GIVEN EXERCISE
Arrange every line of the items below as a numbered list, leaving out any blank lines.

## begin MATERIAL FOR THE TASK

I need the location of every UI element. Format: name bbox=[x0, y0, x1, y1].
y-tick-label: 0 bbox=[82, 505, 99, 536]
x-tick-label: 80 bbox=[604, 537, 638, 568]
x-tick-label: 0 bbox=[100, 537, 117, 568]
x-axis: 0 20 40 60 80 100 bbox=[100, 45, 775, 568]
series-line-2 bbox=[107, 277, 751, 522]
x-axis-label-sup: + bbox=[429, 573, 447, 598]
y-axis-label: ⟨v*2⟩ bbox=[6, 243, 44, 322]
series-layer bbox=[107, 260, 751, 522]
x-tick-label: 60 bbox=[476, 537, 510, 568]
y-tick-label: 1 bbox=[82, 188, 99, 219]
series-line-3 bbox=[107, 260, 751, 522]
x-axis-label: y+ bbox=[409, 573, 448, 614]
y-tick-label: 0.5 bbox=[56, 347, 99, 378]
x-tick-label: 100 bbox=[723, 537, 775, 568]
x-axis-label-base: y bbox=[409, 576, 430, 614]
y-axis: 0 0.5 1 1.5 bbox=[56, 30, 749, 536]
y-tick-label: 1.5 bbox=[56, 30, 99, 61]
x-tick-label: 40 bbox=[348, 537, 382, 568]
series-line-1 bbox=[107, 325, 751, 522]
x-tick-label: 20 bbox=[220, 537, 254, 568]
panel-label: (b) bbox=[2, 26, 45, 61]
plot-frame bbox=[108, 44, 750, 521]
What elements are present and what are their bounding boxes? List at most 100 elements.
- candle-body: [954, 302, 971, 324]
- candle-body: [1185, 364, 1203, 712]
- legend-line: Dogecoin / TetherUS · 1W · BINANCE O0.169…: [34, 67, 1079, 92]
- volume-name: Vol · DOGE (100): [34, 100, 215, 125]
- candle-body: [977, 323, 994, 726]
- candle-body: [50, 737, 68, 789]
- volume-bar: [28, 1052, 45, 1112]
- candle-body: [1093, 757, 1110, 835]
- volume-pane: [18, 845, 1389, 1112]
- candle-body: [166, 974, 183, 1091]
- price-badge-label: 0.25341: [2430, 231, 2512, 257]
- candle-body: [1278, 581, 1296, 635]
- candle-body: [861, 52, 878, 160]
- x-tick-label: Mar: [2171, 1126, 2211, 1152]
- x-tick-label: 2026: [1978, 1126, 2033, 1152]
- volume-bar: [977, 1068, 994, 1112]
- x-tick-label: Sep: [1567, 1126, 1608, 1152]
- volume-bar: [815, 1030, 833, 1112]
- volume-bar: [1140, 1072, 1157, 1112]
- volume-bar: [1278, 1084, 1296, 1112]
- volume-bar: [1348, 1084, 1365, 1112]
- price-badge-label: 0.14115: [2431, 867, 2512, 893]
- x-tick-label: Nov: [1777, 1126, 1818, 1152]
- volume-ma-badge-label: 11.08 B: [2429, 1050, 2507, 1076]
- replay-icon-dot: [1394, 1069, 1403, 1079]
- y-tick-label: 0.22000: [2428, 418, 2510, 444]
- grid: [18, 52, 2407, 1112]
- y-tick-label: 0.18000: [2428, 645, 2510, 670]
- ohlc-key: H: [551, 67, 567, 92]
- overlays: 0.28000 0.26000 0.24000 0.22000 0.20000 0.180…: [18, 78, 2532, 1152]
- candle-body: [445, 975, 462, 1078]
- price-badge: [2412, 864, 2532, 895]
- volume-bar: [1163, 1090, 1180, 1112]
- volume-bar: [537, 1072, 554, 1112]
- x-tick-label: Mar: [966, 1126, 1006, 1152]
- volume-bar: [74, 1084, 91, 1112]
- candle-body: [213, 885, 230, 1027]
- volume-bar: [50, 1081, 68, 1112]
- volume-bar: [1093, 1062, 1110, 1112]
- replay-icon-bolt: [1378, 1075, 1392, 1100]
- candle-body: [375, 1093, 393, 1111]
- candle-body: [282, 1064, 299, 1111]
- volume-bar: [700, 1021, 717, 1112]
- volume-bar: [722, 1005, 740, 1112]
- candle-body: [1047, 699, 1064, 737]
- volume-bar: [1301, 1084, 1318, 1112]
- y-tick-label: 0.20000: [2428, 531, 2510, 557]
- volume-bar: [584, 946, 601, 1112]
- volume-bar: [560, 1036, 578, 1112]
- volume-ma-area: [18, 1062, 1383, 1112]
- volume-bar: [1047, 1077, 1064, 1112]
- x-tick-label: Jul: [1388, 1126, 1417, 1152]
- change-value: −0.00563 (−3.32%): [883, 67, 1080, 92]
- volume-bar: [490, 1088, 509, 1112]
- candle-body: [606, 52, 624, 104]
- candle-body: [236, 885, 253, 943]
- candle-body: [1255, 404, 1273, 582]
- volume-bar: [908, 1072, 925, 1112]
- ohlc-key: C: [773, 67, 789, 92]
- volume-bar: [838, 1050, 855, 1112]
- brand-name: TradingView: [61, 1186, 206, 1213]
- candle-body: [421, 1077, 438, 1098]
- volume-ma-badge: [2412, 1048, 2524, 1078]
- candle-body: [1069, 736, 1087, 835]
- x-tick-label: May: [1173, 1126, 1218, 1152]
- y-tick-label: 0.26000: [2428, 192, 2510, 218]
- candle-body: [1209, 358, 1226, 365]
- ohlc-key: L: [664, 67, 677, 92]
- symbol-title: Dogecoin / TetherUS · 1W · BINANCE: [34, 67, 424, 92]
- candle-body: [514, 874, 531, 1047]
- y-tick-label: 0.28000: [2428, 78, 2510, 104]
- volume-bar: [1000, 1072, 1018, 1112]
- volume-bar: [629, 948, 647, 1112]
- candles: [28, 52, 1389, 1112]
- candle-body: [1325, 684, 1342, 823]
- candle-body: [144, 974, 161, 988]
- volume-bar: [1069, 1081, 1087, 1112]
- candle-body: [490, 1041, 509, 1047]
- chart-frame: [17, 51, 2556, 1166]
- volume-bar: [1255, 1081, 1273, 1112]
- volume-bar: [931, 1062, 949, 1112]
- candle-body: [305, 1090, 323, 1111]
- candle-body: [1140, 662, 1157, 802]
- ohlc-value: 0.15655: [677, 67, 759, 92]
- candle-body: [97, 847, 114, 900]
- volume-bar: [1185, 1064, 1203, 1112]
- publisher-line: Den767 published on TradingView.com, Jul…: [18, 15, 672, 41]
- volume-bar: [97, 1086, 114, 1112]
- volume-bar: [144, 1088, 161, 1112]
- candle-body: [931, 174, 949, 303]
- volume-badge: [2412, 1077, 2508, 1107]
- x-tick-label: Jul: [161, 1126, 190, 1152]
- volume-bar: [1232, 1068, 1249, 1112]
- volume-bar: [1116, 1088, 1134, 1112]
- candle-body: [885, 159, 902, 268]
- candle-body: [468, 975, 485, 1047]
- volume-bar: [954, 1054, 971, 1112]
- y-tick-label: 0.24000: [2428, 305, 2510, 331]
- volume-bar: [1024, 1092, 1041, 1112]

## end MATERIAL FOR THE TASK

RESULT OF THIS EXERCISE
1. I need the location of every UI element. Format: name bbox=[x0, y0, x1, y1].
2. y-tick-label: 0 bbox=[82, 505, 99, 536]
3. x-tick-label: 80 bbox=[604, 537, 638, 568]
4. x-tick-label: 0 bbox=[100, 537, 117, 568]
5. x-axis: 0 20 40 60 80 100 bbox=[100, 45, 775, 568]
6. series-line-2 bbox=[107, 277, 751, 522]
7. x-axis-label-sup: + bbox=[429, 573, 447, 598]
8. y-axis-label: ⟨v*2⟩ bbox=[6, 243, 44, 322]
9. series-layer bbox=[107, 260, 751, 522]
10. x-tick-label: 60 bbox=[476, 537, 510, 568]
11. y-tick-label: 1 bbox=[82, 188, 99, 219]
12. series-line-3 bbox=[107, 260, 751, 522]
13. x-axis-label: y+ bbox=[409, 573, 448, 614]
14. y-tick-label: 0.5 bbox=[56, 347, 99, 378]
15. x-tick-label: 100 bbox=[723, 537, 775, 568]
16. x-axis-label-base: y bbox=[409, 576, 430, 614]
17. y-axis: 0 0.5 1 1.5 bbox=[56, 30, 749, 536]
18. y-tick-label: 1.5 bbox=[56, 30, 99, 61]
19. x-tick-label: 40 bbox=[348, 537, 382, 568]
20. series-line-1 bbox=[107, 325, 751, 522]
21. x-tick-label: 20 bbox=[220, 537, 254, 568]
22. panel-label: (b) bbox=[2, 26, 45, 61]
23. plot-frame bbox=[108, 44, 750, 521]
24. What elements are present and what are their bounding boxes? List at most 100 elements.
25. - candle-body: [954, 302, 971, 324]
26. - candle-body: [1185, 364, 1203, 712]
27. - legend-line: Dogecoin / TetherUS · 1W · BINANCE O0.169…: [34, 67, 1079, 92]
28. - volume-name: Vol · DOGE (100): [34, 100, 215, 125]
29. - candle-body: [977, 323, 994, 726]
30. - candle-body: [50, 737, 68, 789]
31. - volume-bar: [28, 1052, 45, 1112]
32. - candle-body: [1093, 757, 1110, 835]
33. - volume-pane: [18, 845, 1389, 1112]
34. - candle-body: [166, 974, 183, 1091]
35. - price-badge-label: 0.25341: [2430, 231, 2512, 257]
36. - candle-body: [1278, 581, 1296, 635]
37. - candle-body: [861, 52, 878, 160]
38. - x-tick-label: Mar: [2171, 1126, 2211, 1152]
39. - x-tick-label: 2026: [1978, 1126, 2033, 1152]
40. - volume-bar: [977, 1068, 994, 1112]
41. - x-tick-label: Sep: [1567, 1126, 1608, 1152]
42. - volume-bar: [815, 1030, 833, 1112]
43. - volume-bar: [1140, 1072, 1157, 1112]
44. - volume-bar: [1278, 1084, 1296, 1112]
45. - volume-bar: [1348, 1084, 1365, 1112]
46. - price-badge-label: 0.14115: [2431, 867, 2512, 893]
47. - x-tick-label: Nov: [1777, 1126, 1818, 1152]
48. - volume-ma-badge-label: 11.08 B: [2429, 1050, 2507, 1076]
49. - replay-icon-dot: [1394, 1069, 1403, 1079]
50. - y-tick-label: 0.22000: [2428, 418, 2510, 444]
51. - grid: [18, 52, 2407, 1112]
52. - y-tick-label: 0.18000: [2428, 645, 2510, 670]
53. - ohlc-key: H: [551, 67, 567, 92]
54. - overlays: 0.28000 0.26000 0.24000 0.22000 0.20000 0.180…: [18, 78, 2532, 1152]
55. - candle-body: [445, 975, 462, 1078]
56. - price-badge: [2412, 864, 2532, 895]
57. - volume-bar: [1163, 1090, 1180, 1112]
58. - volume-bar: [537, 1072, 554, 1112]
59. - x-tick-label: Mar: [966, 1126, 1006, 1152]
60. - volume-bar: [74, 1084, 91, 1112]
61. - candle-body: [213, 885, 230, 1027]
62. - volume-bar: [50, 1081, 68, 1112]
63. - volume-bar: [1093, 1062, 1110, 1112]
64. - replay-icon-bolt: [1378, 1075, 1392, 1100]
65. - candle-body: [375, 1093, 393, 1111]
66. - candle-body: [282, 1064, 299, 1111]
67. - volume-bar: [700, 1021, 717, 1112]
68. - volume-bar: [722, 1005, 740, 1112]
69. - candle-body: [1047, 699, 1064, 737]
70. - volume-bar: [1301, 1084, 1318, 1112]
71. - y-tick-label: 0.20000: [2428, 531, 2510, 557]
72. - volume-bar: [584, 946, 601, 1112]
73. - volume-bar: [560, 1036, 578, 1112]
74. - volume-ma-area: [18, 1062, 1383, 1112]
75. - volume-bar: [1047, 1077, 1064, 1112]
76. - x-tick-label: Jul: [1388, 1126, 1417, 1152]
77. - change-value: −0.00563 (−3.32%): [883, 67, 1080, 92]
78. - volume-bar: [490, 1088, 509, 1112]
79. - candle-body: [606, 52, 624, 104]
80. - candle-body: [236, 885, 253, 943]
81. - candle-body: [1255, 404, 1273, 582]
82. - volume-bar: [908, 1072, 925, 1112]
83. - ohlc-key: C: [773, 67, 789, 92]
84. - volume-bar: [838, 1050, 855, 1112]
85. - brand-name: TradingView: [61, 1186, 206, 1213]
86. - candle-body: [421, 1077, 438, 1098]
87. - volume-ma-badge: [2412, 1048, 2524, 1078]
88. - candle-body: [1069, 736, 1087, 835]
89. - x-tick-label: May: [1173, 1126, 1218, 1152]
90. - y-tick-label: 0.26000: [2428, 192, 2510, 218]
91. - candle-body: [1209, 358, 1226, 365]
92. - ohlc-key: L: [664, 67, 677, 92]
93. - symbol-title: Dogecoin / TetherUS · 1W · BINANCE: [34, 67, 424, 92]
94. - candle-body: [514, 874, 531, 1047]
95. - y-tick-label: 0.28000: [2428, 78, 2510, 104]
96. - volume-bar: [1000, 1072, 1018, 1112]
97. - volume-bar: [629, 948, 647, 1112]
98. - candles: [28, 52, 1389, 1112]
99. - candle-body: [1325, 684, 1342, 823]
100. - candle-body: [144, 974, 161, 988]
101. - volume-bar: [1069, 1081, 1087, 1112]
102. - candle-body: [490, 1041, 509, 1047]
103. - chart-frame: [17, 51, 2556, 1166]
104. - volume-bar: [1255, 1081, 1273, 1112]
105. - volume-bar: [931, 1062, 949, 1112]
106. - candle-body: [305, 1090, 323, 1111]
107. - candle-body: [1140, 662, 1157, 802]
108. - ohlc-value: 0.15655: [677, 67, 759, 92]
109. - candle-body: [97, 847, 114, 900]
110. - volume-bar: [1185, 1064, 1203, 1112]
111. - publisher-line: Den767 published on TradingView.com, Jul…: [18, 15, 672, 41]
112. - volume-bar: [97, 1086, 114, 1112]
113. - volume-bar: [144, 1088, 161, 1112]
114. - candle-body: [931, 174, 949, 303]
115. - volume-badge: [2412, 1077, 2508, 1107]
116. - x-tick-label: Jul: [161, 1126, 190, 1152]
117. - volume-bar: [1232, 1068, 1249, 1112]
118. - volume-bar: [1116, 1088, 1134, 1112]
119. - candle-body: [885, 159, 902, 268]
120. - candle-body: [468, 975, 485, 1047]
121. - volume-bar: [954, 1054, 971, 1112]
122. - y-tick-label: 0.24000: [2428, 305, 2510, 331]
123. - volume-bar: [1024, 1092, 1041, 1112]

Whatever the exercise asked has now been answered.